> _To do_: Using the listing below, extract each line that has the word "аэродрома" in it.

Start of Source material

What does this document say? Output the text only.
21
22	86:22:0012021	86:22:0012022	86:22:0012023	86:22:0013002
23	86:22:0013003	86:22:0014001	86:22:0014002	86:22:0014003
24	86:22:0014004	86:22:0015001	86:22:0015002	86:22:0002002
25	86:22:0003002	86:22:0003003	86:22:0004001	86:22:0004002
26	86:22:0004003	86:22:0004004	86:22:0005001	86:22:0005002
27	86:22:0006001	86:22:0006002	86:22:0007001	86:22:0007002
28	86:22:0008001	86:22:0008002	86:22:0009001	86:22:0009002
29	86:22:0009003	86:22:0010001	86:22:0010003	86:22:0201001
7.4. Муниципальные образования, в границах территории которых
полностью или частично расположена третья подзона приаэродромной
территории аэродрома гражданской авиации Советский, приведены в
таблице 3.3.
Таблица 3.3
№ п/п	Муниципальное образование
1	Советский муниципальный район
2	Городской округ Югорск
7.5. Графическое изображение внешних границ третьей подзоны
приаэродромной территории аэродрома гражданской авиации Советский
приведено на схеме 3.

End of Source material

> _Answer to the task_:
территории аэродрома гражданской авиации Советский, приведены в
приаэродромной территории аэродрома гражданской авиации Советский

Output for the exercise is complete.